■ **GIVEN EXERCISE**
Find the word "name" in the listing; pull out each line holding it.

____

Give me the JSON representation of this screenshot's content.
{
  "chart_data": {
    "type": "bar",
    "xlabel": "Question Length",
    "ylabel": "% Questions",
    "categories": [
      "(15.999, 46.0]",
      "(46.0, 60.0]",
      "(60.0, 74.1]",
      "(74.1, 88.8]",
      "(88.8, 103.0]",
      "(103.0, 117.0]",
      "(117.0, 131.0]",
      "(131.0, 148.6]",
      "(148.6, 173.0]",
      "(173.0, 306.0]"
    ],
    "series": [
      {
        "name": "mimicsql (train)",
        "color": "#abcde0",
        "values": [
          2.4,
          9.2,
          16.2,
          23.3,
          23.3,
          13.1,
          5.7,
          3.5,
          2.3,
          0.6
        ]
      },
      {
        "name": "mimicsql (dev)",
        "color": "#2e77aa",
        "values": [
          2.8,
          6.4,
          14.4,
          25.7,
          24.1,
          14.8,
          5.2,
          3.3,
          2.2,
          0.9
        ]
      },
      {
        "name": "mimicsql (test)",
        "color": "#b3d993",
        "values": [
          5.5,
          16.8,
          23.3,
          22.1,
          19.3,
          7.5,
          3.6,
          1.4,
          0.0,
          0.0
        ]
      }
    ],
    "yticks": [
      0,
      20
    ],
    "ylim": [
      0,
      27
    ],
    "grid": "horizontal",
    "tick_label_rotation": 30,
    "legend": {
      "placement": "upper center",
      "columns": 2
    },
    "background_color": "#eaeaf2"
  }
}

____

■ **COMPLETE OUTPUT**
        "name": "mimicsql (train)",
        "name": "mimicsql (dev)",
        "name": "mimicsql (test)",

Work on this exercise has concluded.